Data records

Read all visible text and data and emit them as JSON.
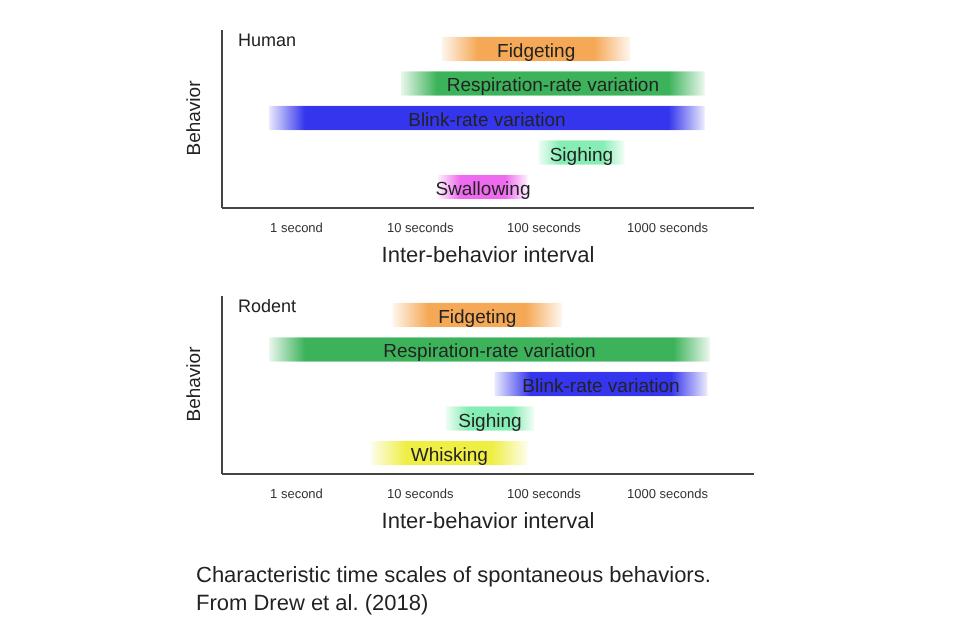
{
  "chart_data": [
    {
      "type": "bar",
      "orientation": "horizontal",
      "log": "x",
      "title": "Human",
      "xlabel": "Inter-behavior interval",
      "ylabel": "Behavior",
      "categories": [
        "Fidgeting",
        "Respiration-rate variation",
        "Blink-rate variation",
        "Sighing",
        "Swallowing"
      ],
      "base": [
        15,
        7,
        0.6,
        90,
        14
      ],
      "values": [
        485,
        1993,
        1999.4,
        360,
        60
      ],
      "colors": [
        "#f5a855",
        "#3cb35a",
        "#3535ee",
        "#86eeb4",
        "#ee6aee"
      ],
      "xlim": [
        0.25,
        5000
      ],
      "xticks": [
        {
          "value": 1,
          "label": "1 second"
        },
        {
          "value": 10,
          "label": "10 seconds"
        },
        {
          "value": 100,
          "label": "100 seconds"
        },
        {
          "value": 1000,
          "label": "1000 seconds"
        }
      ],
      "grid": false
    },
    {
      "type": "bar",
      "orientation": "horizontal",
      "log": "x",
      "title": "Rodent",
      "xlabel": "Inter-behavior interval",
      "ylabel": "Behavior",
      "categories": [
        "Fidgeting",
        "Respiration-rate variation",
        "Blink-rate variation",
        "Sighing",
        "Whisking"
      ],
      "base": [
        6,
        0.6,
        40,
        16,
        4
      ],
      "values": [
        134,
        2199.4,
        2060,
        68,
        70
      ],
      "colors": [
        "#f5a855",
        "#3cb35a",
        "#3535ee",
        "#86eeb4",
        "#eeee44"
      ],
      "xlim": [
        0.25,
        5000
      ],
      "xticks": [
        {
          "value": 1,
          "label": "1 second"
        },
        {
          "value": 10,
          "label": "10 seconds"
        },
        {
          "value": 100,
          "label": "100 seconds"
        },
        {
          "value": 1000,
          "label": "1000 seconds"
        }
      ],
      "grid": false,
      "annotations": [
        "Characteristic time scales of spontaneous behaviors.",
        "From Drew et al. (2018)"
      ]
    }
  ]
}
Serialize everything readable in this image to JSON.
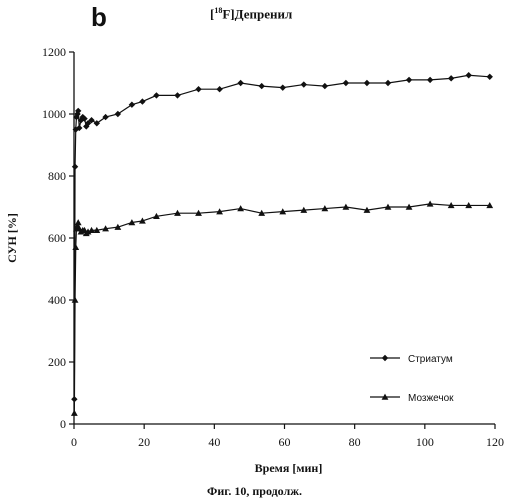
{
  "panel_label": "b",
  "title_parts": {
    "sup": "18",
    "rest": "F]Депренил",
    "open": "["
  },
  "caption": "Фиг. 10, продолж.",
  "chart_data": {
    "type": "line",
    "title": "[18F]Депренил",
    "xlabel": "Время [мин]",
    "ylabel": "СУН [%]",
    "xlim": [
      0,
      120
    ],
    "ylim": [
      0,
      1200
    ],
    "xticks": [
      0,
      20,
      40,
      60,
      80,
      100,
      120
    ],
    "yticks": [
      0,
      200,
      400,
      600,
      800,
      1000,
      1200
    ],
    "legend_position": "bottom-right",
    "series": [
      {
        "name": "Стриатум",
        "marker": "diamond",
        "color": "#111111",
        "x": [
          0.1,
          0.3,
          0.5,
          0.7,
          1.0,
          1.2,
          1.5,
          2.0,
          2.5,
          3.0,
          3.5,
          4.0,
          5.0,
          6.5,
          9.0,
          12.5,
          16.5,
          19.5,
          23.5,
          29.5,
          35.5,
          41.5,
          47.5,
          53.5,
          59.5,
          65.5,
          71.5,
          77.5,
          83.5,
          89.5,
          95.5,
          101.5,
          107.5,
          112.5,
          118.5
        ],
        "y": [
          80,
          830,
          950,
          990,
          1000,
          1010,
          955,
          980,
          990,
          985,
          960,
          970,
          980,
          970,
          990,
          1000,
          1030,
          1040,
          1060,
          1060,
          1080,
          1080,
          1100,
          1090,
          1085,
          1095,
          1090,
          1100,
          1100,
          1100,
          1110,
          1110,
          1115,
          1125,
          1120
        ]
      },
      {
        "name": "Мозжечок",
        "marker": "triangle",
        "color": "#111111",
        "x": [
          0.1,
          0.3,
          0.5,
          0.7,
          1.0,
          1.2,
          1.5,
          2.0,
          2.5,
          3.0,
          3.5,
          4.0,
          5.0,
          6.5,
          9.0,
          12.5,
          16.5,
          19.5,
          23.5,
          29.5,
          35.5,
          41.5,
          47.5,
          53.5,
          59.5,
          65.5,
          71.5,
          77.5,
          83.5,
          89.5,
          95.5,
          101.5,
          107.5,
          112.5,
          118.5
        ],
        "y": [
          35,
          400,
          570,
          630,
          640,
          650,
          630,
          620,
          625,
          625,
          615,
          620,
          625,
          625,
          630,
          635,
          650,
          655,
          670,
          680,
          680,
          685,
          695,
          680,
          685,
          690,
          695,
          700,
          690,
          700,
          700,
          710,
          705,
          705,
          705
        ]
      }
    ]
  }
}
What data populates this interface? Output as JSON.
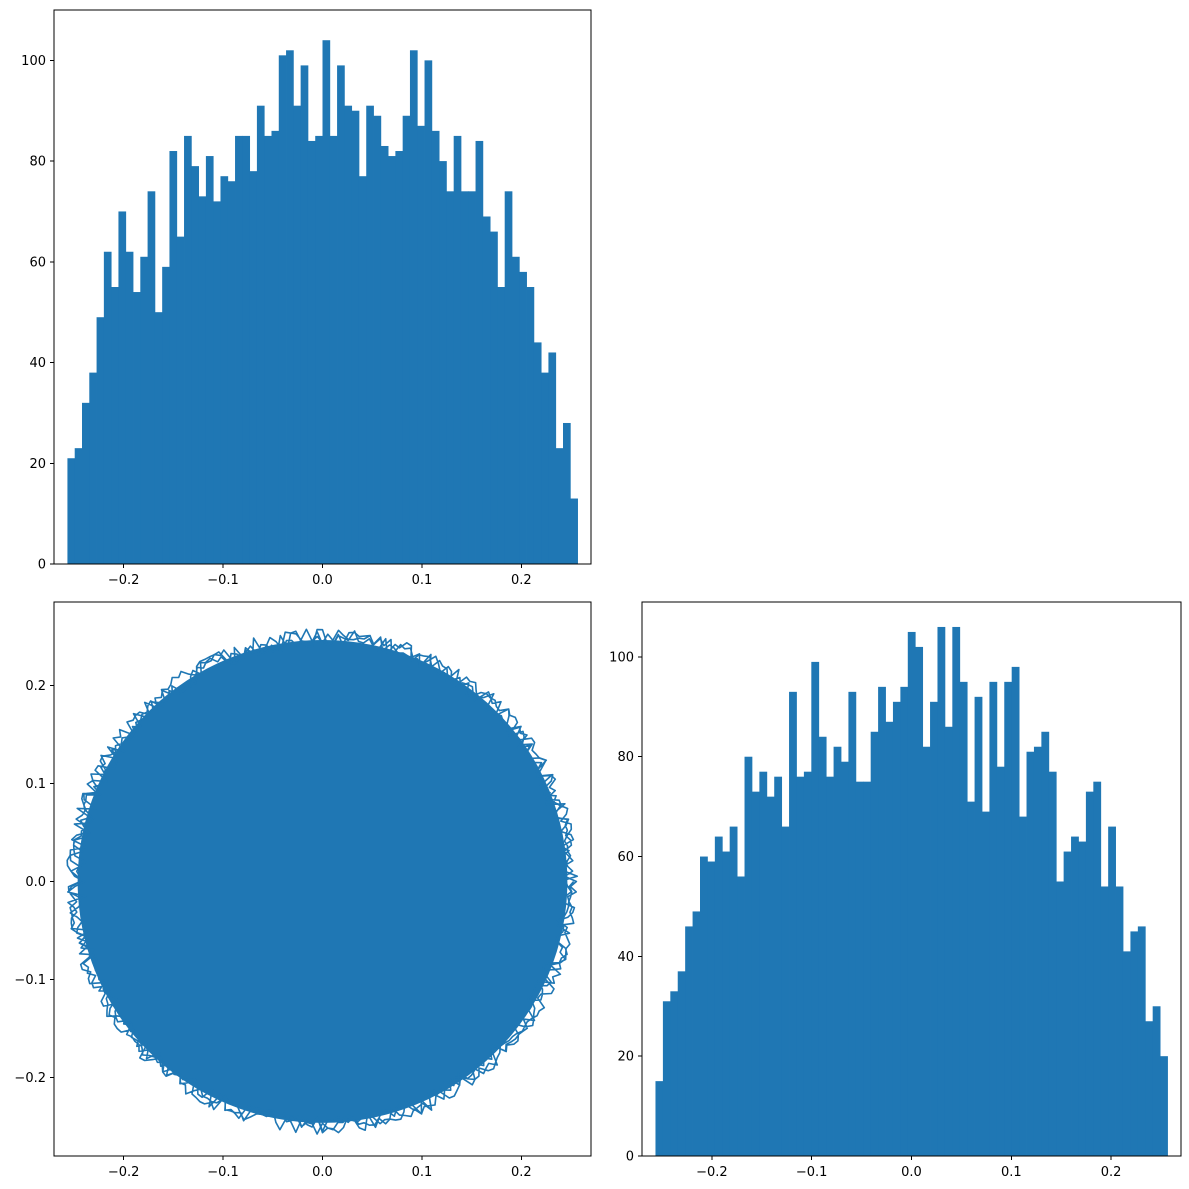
{
  "chart_data": [
    {
      "type": "bar",
      "panel": "top-left",
      "xlim": [
        -0.27,
        0.27
      ],
      "ylim": [
        0,
        110
      ],
      "xticks": [
        {
          "value": -0.2,
          "label": "−0.2"
        },
        {
          "value": -0.1,
          "label": "−0.1"
        },
        {
          "value": 0.0,
          "label": "0.0"
        },
        {
          "value": 0.1,
          "label": "0.1"
        },
        {
          "value": 0.2,
          "label": "0.2"
        }
      ],
      "yticks": [
        {
          "value": 0,
          "label": "0"
        },
        {
          "value": 20,
          "label": "20"
        },
        {
          "value": 40,
          "label": "40"
        },
        {
          "value": 60,
          "label": "60"
        },
        {
          "value": 80,
          "label": "80"
        },
        {
          "value": 100,
          "label": "100"
        }
      ],
      "bin_range": [
        -0.2565,
        0.2565
      ],
      "values": [
        21,
        23,
        32,
        38,
        49,
        62,
        55,
        70,
        62,
        54,
        61,
        74,
        50,
        59,
        82,
        65,
        85,
        79,
        73,
        81,
        72,
        77,
        76,
        85,
        85,
        78,
        91,
        85,
        86,
        101,
        102,
        91,
        99,
        84,
        85,
        104,
        85,
        99,
        91,
        90,
        77,
        91,
        89,
        83,
        81,
        82,
        89,
        102,
        87,
        100,
        86,
        80,
        74,
        85,
        74,
        74,
        84,
        69,
        66,
        55,
        74,
        61,
        58,
        55,
        44,
        38,
        42,
        23,
        28,
        13
      ],
      "grid": false,
      "color": "#1f77b4"
    },
    {
      "type": "line",
      "panel": "bottom-left",
      "description_shape": "dense circle",
      "radius": 0.2565,
      "xlim": [
        -0.27,
        0.27
      ],
      "ylim": [
        -0.28,
        0.285
      ],
      "xticks": [
        {
          "value": -0.2,
          "label": "−0.2"
        },
        {
          "value": -0.1,
          "label": "−0.1"
        },
        {
          "value": 0.0,
          "label": "0.0"
        },
        {
          "value": 0.1,
          "label": "0.1"
        },
        {
          "value": 0.2,
          "label": "0.2"
        }
      ],
      "yticks": [
        {
          "value": -0.2,
          "label": "−0.2"
        },
        {
          "value": -0.1,
          "label": "−0.1"
        },
        {
          "value": 0.0,
          "label": "0.0"
        },
        {
          "value": 0.1,
          "label": "0.1"
        },
        {
          "value": 0.2,
          "label": "0.2"
        }
      ],
      "grid": false,
      "color": "#1f77b4"
    },
    {
      "type": "bar",
      "panel": "bottom-right",
      "xlim": [
        -0.27,
        0.27
      ],
      "ylim": [
        0,
        111
      ],
      "xticks": [
        {
          "value": -0.2,
          "label": "−0.2"
        },
        {
          "value": -0.1,
          "label": "−0.1"
        },
        {
          "value": 0.0,
          "label": "0.0"
        },
        {
          "value": 0.1,
          "label": "0.1"
        },
        {
          "value": 0.2,
          "label": "0.2"
        }
      ],
      "yticks": [
        {
          "value": 0,
          "label": "0"
        },
        {
          "value": 20,
          "label": "20"
        },
        {
          "value": 40,
          "label": "40"
        },
        {
          "value": 60,
          "label": "60"
        },
        {
          "value": 80,
          "label": "80"
        },
        {
          "value": 100,
          "label": "100"
        }
      ],
      "bin_range": [
        -0.2565,
        0.2565
      ],
      "values": [
        15,
        31,
        33,
        37,
        46,
        49,
        60,
        59,
        64,
        61,
        66,
        56,
        80,
        73,
        77,
        72,
        76,
        66,
        93,
        76,
        77,
        99,
        84,
        76,
        82,
        79,
        93,
        75,
        75,
        85,
        94,
        87,
        91,
        94,
        105,
        102,
        82,
        91,
        106,
        86,
        106,
        95,
        71,
        92,
        69,
        95,
        78,
        95,
        98,
        68,
        81,
        82,
        85,
        77,
        55,
        61,
        64,
        63,
        73,
        75,
        54,
        66,
        54,
        41,
        45,
        46,
        27,
        30,
        20
      ],
      "grid": false,
      "color": "#1f77b4"
    }
  ]
}
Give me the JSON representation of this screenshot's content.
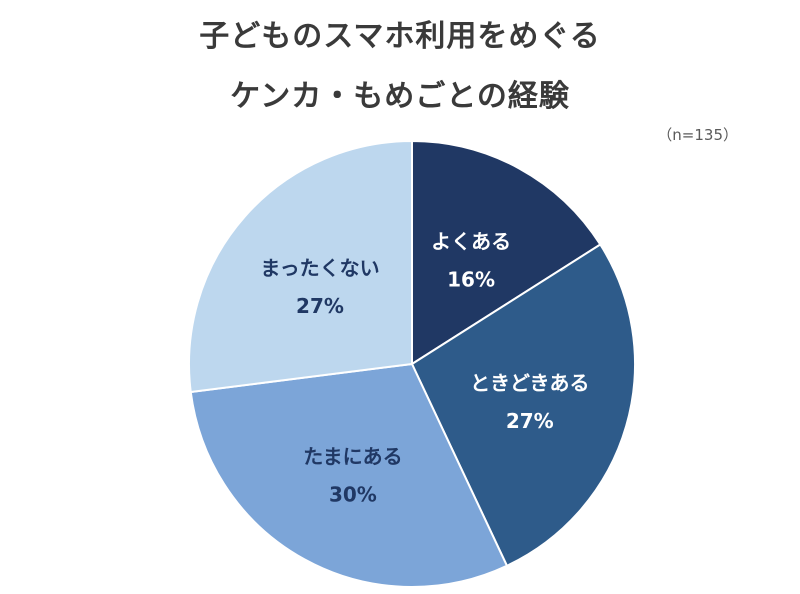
{
  "title_line1": "子どものスマホ利用をめぐる",
  "title_line2": "ケンカ・もめごとの経験",
  "sample_size": "（n=135）",
  "chart_data": {
    "type": "pie",
    "title": "子どものスマホ利用をめぐるケンカ・もめごとの経験",
    "categories": [
      "よくある",
      "ときどきある",
      "たまにある",
      "まったくない"
    ],
    "values": [
      16,
      27,
      30,
      27
    ],
    "value_labels": [
      "16%",
      "27%",
      "30%",
      "27%"
    ],
    "colors": [
      "#203864",
      "#2e5b8a",
      "#7ca5d8",
      "#bdd7ee"
    ],
    "label_colors": [
      "#ffffff",
      "#ffffff",
      "#203864",
      "#203864"
    ],
    "start": "12 o'clock",
    "direction": "clockwise"
  }
}
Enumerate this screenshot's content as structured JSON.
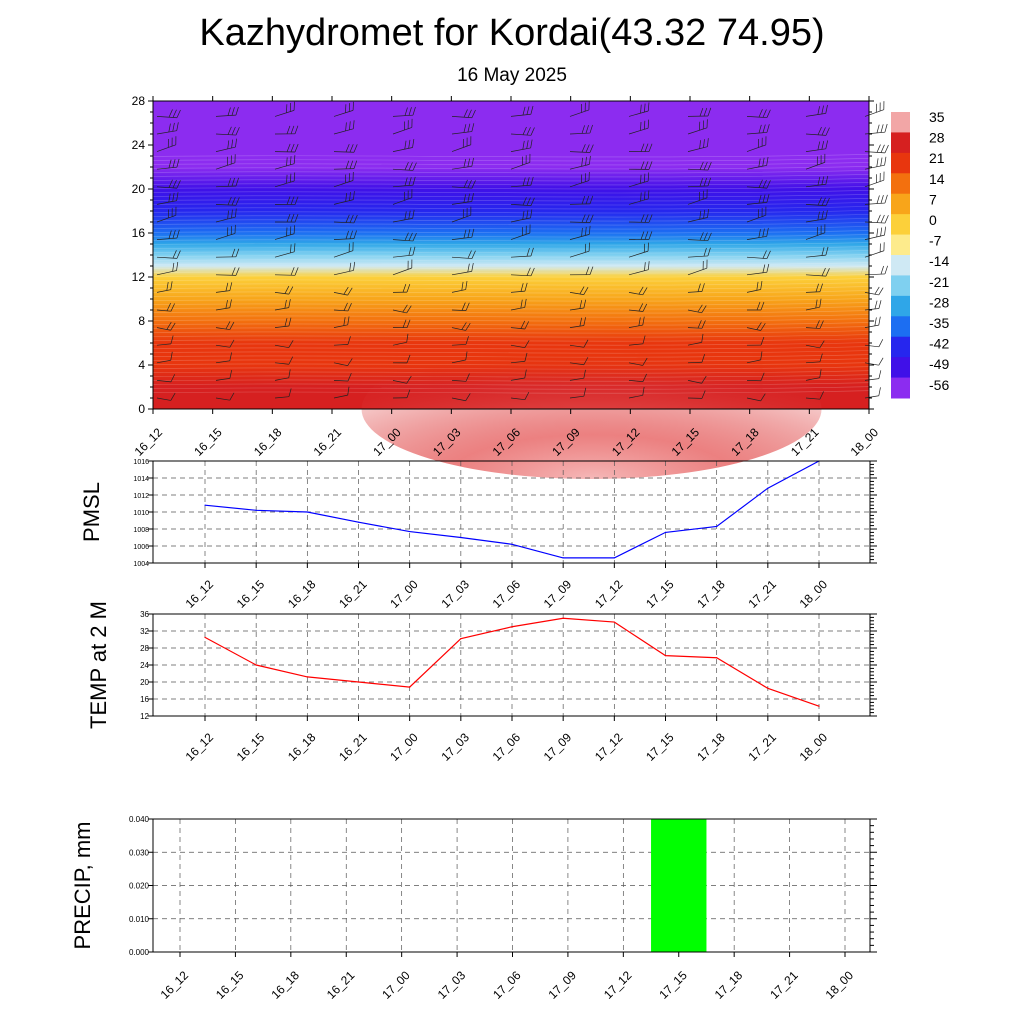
{
  "header": {
    "title": "Kazhydromet for Kordai(43.32 74.95)",
    "subtitle": "16 May 2025"
  },
  "colorbar": {
    "labels": [
      "35",
      "28",
      "21",
      "14",
      "7",
      "0",
      "-7",
      "-14",
      "-21",
      "-28",
      "-35",
      "-42",
      "-49",
      "-56"
    ],
    "colors": [
      "#f2a6a6",
      "#d62020",
      "#e8360e",
      "#f3700e",
      "#f8a51a",
      "#fcd03a",
      "#fdeb8c",
      "#cfe9f4",
      "#7fd0f0",
      "#2fa6e8",
      "#1c6ef2",
      "#2626ee",
      "#4010e8",
      "#8c2cf0"
    ]
  },
  "chart_data": [
    {
      "id": "cross_section",
      "type": "heatmap",
      "description_values": "temperature-like field vs time (x) and level (y), with wind barbs",
      "categories": [
        "16_12",
        "16_15",
        "16_18",
        "16_21",
        "17_00",
        "17_03",
        "17_06",
        "17_09",
        "17_12",
        "17_15",
        "17_18",
        "17_21",
        "18_00"
      ],
      "y_ticks": [
        "0",
        "4",
        "8",
        "12",
        "16",
        "20",
        "24",
        "28"
      ],
      "ylim": [
        0,
        28
      ],
      "bands": [
        {
          "y": 0,
          "value": 30
        },
        {
          "y": 2,
          "value": 28
        },
        {
          "y": 4,
          "value": 24
        },
        {
          "y": 6,
          "value": 20
        },
        {
          "y": 8,
          "value": 14
        },
        {
          "y": 10,
          "value": 7
        },
        {
          "y": 12,
          "value": 0
        },
        {
          "y": 13,
          "value": -14
        },
        {
          "y": 14,
          "value": -21
        },
        {
          "y": 15,
          "value": -28
        },
        {
          "y": 16,
          "value": -35
        },
        {
          "y": 18,
          "value": -42
        },
        {
          "y": 20,
          "value": -49
        },
        {
          "y": 22,
          "value": -56
        },
        {
          "y": 28,
          "value": -56
        }
      ],
      "warm_core": {
        "x_center": "17_10",
        "value": 35
      }
    },
    {
      "id": "pmsl",
      "type": "line",
      "ylabel": "PMSL",
      "categories": [
        "16_12",
        "16_15",
        "16_18",
        "16_21",
        "17_00",
        "17_03",
        "17_06",
        "17_09",
        "17_12",
        "17_15",
        "17_18",
        "17_21",
        "18_00"
      ],
      "values": [
        1010.8,
        1010.2,
        1010.0,
        1008.8,
        1007.7,
        1007.0,
        1006.2,
        1004.6,
        1004.6,
        1007.6,
        1008.3,
        1012.8,
        1016.0
      ],
      "ylim": [
        1004,
        1016
      ],
      "yticks": [
        "1004",
        "1006",
        "1008",
        "1010",
        "1012",
        "1014",
        "1016"
      ],
      "color": "#0000ff"
    },
    {
      "id": "temp2m",
      "type": "line",
      "ylabel": "TEMP at 2 M",
      "categories": [
        "16_12",
        "16_15",
        "16_18",
        "16_21",
        "17_00",
        "17_03",
        "17_06",
        "17_09",
        "17_12",
        "17_15",
        "17_18",
        "17_21",
        "18_00"
      ],
      "values": [
        30.5,
        24.0,
        21.2,
        20.0,
        18.8,
        30.2,
        33.0,
        35.0,
        34.1,
        26.2,
        25.7,
        18.5,
        14.3
      ],
      "ylim": [
        12,
        36
      ],
      "yticks": [
        "12",
        "16",
        "20",
        "24",
        "28",
        "32",
        "36"
      ],
      "color": "#ff0000"
    },
    {
      "id": "precip",
      "type": "bar",
      "ylabel": "PRECIP, mm",
      "categories": [
        "16_12",
        "16_15",
        "16_18",
        "16_21",
        "17_00",
        "17_03",
        "17_06",
        "17_09",
        "17_12",
        "17_15",
        "17_18",
        "17_21",
        "18_00"
      ],
      "values": [
        0,
        0,
        0,
        0,
        0,
        0,
        0,
        0,
        0,
        0.04,
        0,
        0,
        0
      ],
      "ylim": [
        0,
        0.04
      ],
      "yticks": [
        "0.000",
        "0.010",
        "0.020",
        "0.030",
        "0.040"
      ],
      "color": "#00ff00"
    }
  ]
}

__What is needed__
Provide the number of lines in these entries that hold the word "this", without any accompanying text.

__Final result__
4